**SET EXERCISE**
Quote each record exactly, please, leaving none out.

**Collected data**
-- Begin --

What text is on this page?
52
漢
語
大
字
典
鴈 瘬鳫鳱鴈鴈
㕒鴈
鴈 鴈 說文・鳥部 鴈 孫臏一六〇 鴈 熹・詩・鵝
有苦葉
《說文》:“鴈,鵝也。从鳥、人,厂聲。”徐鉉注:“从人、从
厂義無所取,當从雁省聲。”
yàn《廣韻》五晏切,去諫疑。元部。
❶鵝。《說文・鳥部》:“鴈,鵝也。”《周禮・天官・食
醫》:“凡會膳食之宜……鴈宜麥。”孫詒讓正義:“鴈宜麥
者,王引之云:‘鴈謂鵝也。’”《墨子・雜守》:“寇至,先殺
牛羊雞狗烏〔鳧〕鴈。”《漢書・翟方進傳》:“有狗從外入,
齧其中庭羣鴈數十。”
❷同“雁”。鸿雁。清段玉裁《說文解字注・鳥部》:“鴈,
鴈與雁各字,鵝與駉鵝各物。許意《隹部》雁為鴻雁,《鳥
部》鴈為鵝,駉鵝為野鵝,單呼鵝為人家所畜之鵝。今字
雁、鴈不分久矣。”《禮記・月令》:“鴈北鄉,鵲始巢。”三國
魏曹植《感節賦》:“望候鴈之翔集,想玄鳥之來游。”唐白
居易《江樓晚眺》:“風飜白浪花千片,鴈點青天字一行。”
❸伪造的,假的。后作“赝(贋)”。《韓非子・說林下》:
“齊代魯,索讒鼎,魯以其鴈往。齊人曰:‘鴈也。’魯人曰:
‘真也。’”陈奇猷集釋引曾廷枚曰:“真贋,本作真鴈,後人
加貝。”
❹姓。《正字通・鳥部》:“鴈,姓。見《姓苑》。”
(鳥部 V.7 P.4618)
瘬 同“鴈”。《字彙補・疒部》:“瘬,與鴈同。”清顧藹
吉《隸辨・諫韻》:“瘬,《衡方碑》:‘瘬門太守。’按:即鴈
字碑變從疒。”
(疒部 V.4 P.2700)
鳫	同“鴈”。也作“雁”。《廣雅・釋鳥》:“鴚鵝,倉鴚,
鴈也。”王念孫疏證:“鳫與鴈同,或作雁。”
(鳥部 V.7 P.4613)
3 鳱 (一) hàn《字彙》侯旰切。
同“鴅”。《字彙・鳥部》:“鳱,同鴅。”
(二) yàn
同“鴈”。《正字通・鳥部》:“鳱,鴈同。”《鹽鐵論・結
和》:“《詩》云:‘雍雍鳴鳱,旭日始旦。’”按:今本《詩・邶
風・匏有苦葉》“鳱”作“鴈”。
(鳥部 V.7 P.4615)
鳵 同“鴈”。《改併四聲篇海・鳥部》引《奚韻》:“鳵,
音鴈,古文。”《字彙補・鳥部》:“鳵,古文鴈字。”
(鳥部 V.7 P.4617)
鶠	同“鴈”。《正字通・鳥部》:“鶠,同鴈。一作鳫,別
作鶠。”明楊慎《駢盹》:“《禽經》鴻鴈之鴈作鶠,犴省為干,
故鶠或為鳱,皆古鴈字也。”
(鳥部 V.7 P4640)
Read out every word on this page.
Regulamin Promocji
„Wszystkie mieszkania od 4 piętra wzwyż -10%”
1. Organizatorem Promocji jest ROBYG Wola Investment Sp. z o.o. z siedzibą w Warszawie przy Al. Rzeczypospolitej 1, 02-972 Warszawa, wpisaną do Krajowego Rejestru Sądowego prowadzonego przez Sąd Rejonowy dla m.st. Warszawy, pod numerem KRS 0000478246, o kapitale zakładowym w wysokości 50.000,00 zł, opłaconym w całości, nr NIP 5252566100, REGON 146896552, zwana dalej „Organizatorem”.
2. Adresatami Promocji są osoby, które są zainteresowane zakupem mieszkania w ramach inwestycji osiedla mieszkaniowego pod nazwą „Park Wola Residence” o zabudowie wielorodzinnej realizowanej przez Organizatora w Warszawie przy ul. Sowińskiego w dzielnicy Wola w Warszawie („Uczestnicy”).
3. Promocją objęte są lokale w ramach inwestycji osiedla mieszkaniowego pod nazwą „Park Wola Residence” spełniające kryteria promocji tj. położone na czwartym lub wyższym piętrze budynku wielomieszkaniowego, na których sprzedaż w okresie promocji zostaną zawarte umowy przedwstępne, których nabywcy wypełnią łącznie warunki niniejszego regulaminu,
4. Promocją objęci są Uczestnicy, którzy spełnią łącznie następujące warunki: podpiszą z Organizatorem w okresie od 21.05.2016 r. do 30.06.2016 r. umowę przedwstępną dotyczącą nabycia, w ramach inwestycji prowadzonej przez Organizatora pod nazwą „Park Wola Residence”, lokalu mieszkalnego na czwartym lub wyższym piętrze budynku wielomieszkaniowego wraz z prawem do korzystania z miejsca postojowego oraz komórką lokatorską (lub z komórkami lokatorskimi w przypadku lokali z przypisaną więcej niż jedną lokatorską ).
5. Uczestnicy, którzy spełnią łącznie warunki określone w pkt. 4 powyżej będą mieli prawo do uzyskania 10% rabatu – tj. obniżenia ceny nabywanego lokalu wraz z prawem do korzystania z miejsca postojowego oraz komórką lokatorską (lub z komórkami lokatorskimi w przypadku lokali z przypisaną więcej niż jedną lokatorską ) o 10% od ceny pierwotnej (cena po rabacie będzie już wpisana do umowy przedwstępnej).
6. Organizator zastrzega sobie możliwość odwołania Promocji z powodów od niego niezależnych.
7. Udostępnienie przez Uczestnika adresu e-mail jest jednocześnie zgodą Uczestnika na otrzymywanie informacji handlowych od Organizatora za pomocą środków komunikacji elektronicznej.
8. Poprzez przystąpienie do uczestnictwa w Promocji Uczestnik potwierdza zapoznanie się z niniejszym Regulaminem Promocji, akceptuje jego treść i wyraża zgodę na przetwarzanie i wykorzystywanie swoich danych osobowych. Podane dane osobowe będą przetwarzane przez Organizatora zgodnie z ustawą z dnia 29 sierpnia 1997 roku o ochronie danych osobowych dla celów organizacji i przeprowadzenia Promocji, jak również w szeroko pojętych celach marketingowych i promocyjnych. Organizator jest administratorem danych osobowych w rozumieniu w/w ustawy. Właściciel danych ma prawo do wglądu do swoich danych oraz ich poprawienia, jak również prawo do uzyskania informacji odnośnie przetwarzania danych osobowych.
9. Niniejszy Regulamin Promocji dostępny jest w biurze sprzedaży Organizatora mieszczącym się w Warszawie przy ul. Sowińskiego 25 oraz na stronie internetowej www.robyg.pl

-- End --

**OUTPUT**
What text is on this page?
52
漢
語
大
字
典
鴈 瘬鳫鳱鴈鴈
㕒鴈
鴈 鴈 說文・鳥部 鴈 孫臏一六〇 鴈 熹・詩・鵝
有苦葉
《說文》:“鴈,鵝也。从鳥、人,厂聲。”徐鉉注:“从人、从
厂義無所取,當从雁省聲。”
yàn《廣韻》五晏切,去諫疑。元部。
❶鵝。《說文・鳥部》:“鴈,鵝也。”《周禮・天官・食
醫》:“凡會膳食之宜……鴈宜麥。”孫詒讓正義:“鴈宜麥
者,王引之云:‘鴈謂鵝也。’”《墨子・雜守》:“寇至,先殺
牛羊雞狗烏〔鳧〕鴈。”《漢書・翟方進傳》:“有狗從外入,
齧其中庭羣鴈數十。”
❷同“雁”。鸿雁。清段玉裁《說文解字注・鳥部》:“鴈,
鴈與雁各字,鵝與駉鵝各物。許意《隹部》雁為鴻雁,《鳥
部》鴈為鵝,駉鵝為野鵝,單呼鵝為人家所畜之鵝。今字
雁、鴈不分久矣。”《禮記・月令》:“鴈北鄉,鵲始巢。”三國
魏曹植《感節賦》:“望候鴈之翔集,想玄鳥之來游。”唐白
居易《江樓晚眺》:“風飜白浪花千片,鴈點青天字一行。”
❸伪造的,假的。后作“赝(贋)”。《韓非子・說林下》:
“齊代魯,索讒鼎,魯以其鴈往。齊人曰:‘鴈也。’魯人曰:
‘真也。’”陈奇猷集釋引曾廷枚曰:“真贋,本作真鴈,後人
加貝。”
❹姓。《正字通・鳥部》:“鴈,姓。見《姓苑》。”
(鳥部 V.7 P.4618)
瘬 同“鴈”。《字彙補・疒部》:“瘬,與鴈同。”清顧藹
吉《隸辨・諫韻》:“瘬,《衡方碑》:‘瘬門太守。’按:即鴈
字碑變從疒。”
(疒部 V.4 P.2700)
鳫	同“鴈”。也作“雁”。《廣雅・釋鳥》:“鴚鵝,倉鴚,
鴈也。”王念孫疏證:“鳫與鴈同,或作雁。”
(鳥部 V.7 P.4613)
3 鳱 (一) hàn《字彙》侯旰切。
同“鴅”。《字彙・鳥部》:“鳱,同鴅。”
(二) yàn
同“鴈”。《正字通・鳥部》:“鳱,鴈同。”《鹽鐵論・結
和》:“《詩》云:‘雍雍鳴鳱,旭日始旦。’”按:今本《詩・邶
風・匏有苦葉》“鳱”作“鴈”。
(鳥部 V.7 P.4615)
鳵 同“鴈”。《改併四聲篇海・鳥部》引《奚韻》:“鳵,
音鴈,古文。”《字彙補・鳥部》:“鳵,古文鴈字。”
(鳥部 V.7 P.4617)
鶠	同“鴈”。《正字通・鳥部》:“鶠,同鴈。一作鳫,別
作鶠。”明楊慎《駢盹》:“《禽經》鴻鴈之鴈作鶠,犴省為干,
故鶠或為鳱,皆古鴈字也。”
(鳥部 V.7 P4640)
Read out every word on this page.
Regulamin Promocji
„Wszystkie mieszkania od 4 piętra wzwyż -10%”
1. Organizatorem Promocji jest ROBYG Wola Investment Sp. z o.o. z siedzibą w Warszawie przy Al. Rzeczypospolitej 1, 02-972 Warszawa, wpisaną do Krajowego Rejestru Sądowego prowadzonego przez Sąd Rejonowy dla m.st. Warszawy, pod numerem KRS 0000478246, o kapitale zakładowym w wysokości 50.000,00 zł, opłaconym w całości, nr NIP 5252566100, REGON 146896552, zwana dalej „Organizatorem”.
2. Adresatami Promocji są osoby, które są zainteresowane zakupem mieszkania w ramach inwestycji osiedla mieszkaniowego pod nazwą „Park Wola Residence” o zabudowie wielorodzinnej realizowanej przez Organizatora w Warszawie przy ul. Sowińskiego w dzielnicy Wola w Warszawie („Uczestnicy”).
3. Promocją objęte są lokale w ramach inwestycji osiedla mieszkaniowego pod nazwą „Park Wola Residence” spełniające kryteria promocji tj. położone na czwartym lub wyższym piętrze budynku wielomieszkaniowego, na których sprzedaż w okresie promocji zostaną zawarte umowy przedwstępne, których nabywcy wypełnią łącznie warunki niniejszego regulaminu,
4. Promocją objęci są Uczestnicy, którzy spełnią łącznie następujące warunki: podpiszą z Organizatorem w okresie od 21.05.2016 r. do 30.06.2016 r. umowę przedwstępną dotyczącą nabycia, w ramach inwestycji prowadzonej przez Organizatora pod nazwą „Park Wola Residence”, lokalu mieszkalnego na czwartym lub wyższym piętrze budynku wielomieszkaniowego wraz z prawem do korzystania z miejsca postojowego oraz komórką lokatorską (lub z komórkami lokatorskimi w przypadku lokali z przypisaną więcej niż jedną lokatorską ).
5. Uczestnicy, którzy spełnią łącznie warunki określone w pkt. 4 powyżej będą mieli prawo do uzyskania 10% rabatu – tj. obniżenia ceny nabywanego lokalu wraz z prawem do korzystania z miejsca postojowego oraz komórką lokatorską (lub z komórkami lokatorskimi w przypadku lokali z przypisaną więcej niż jedną lokatorską ) o 10% od ceny pierwotnej (cena po rabacie będzie już wpisana do umowy przedwstępnej).
6. Organizator zastrzega sobie możliwość odwołania Promocji z powodów od niego niezależnych.
7. Udostępnienie przez Uczestnika adresu e-mail jest jednocześnie zgodą Uczestnika na otrzymywanie informacji handlowych od Organizatora za pomocą środków komunikacji elektronicznej.
8. Poprzez przystąpienie do uczestnictwa w Promocji Uczestnik potwierdza zapoznanie się z niniejszym Regulaminem Promocji, akceptuje jego treść i wyraża zgodę na przetwarzanie i wykorzystywanie swoich danych osobowych. Podane dane osobowe będą przetwarzane przez Organizatora zgodnie z ustawą z dnia 29 sierpnia 1997 roku o ochronie danych osobowych dla celów organizacji i przeprowadzenia Promocji, jak również w szeroko pojętych celach marketingowych i promocyjnych. Organizator jest administratorem danych osobowych w rozumieniu w/w ustawy. Właściciel danych ma prawo do wglądu do swoich danych oraz ich poprawienia, jak również prawo do uzyskania informacji odnośnie przetwarzania danych osobowych.
9. Niniejszy Regulamin Promocji dostępny jest w biurze sprzedaży Organizatora mieszczącym się w Warszawie przy ul. Sowińskiego 25 oraz na stronie internetowej www.robyg.pl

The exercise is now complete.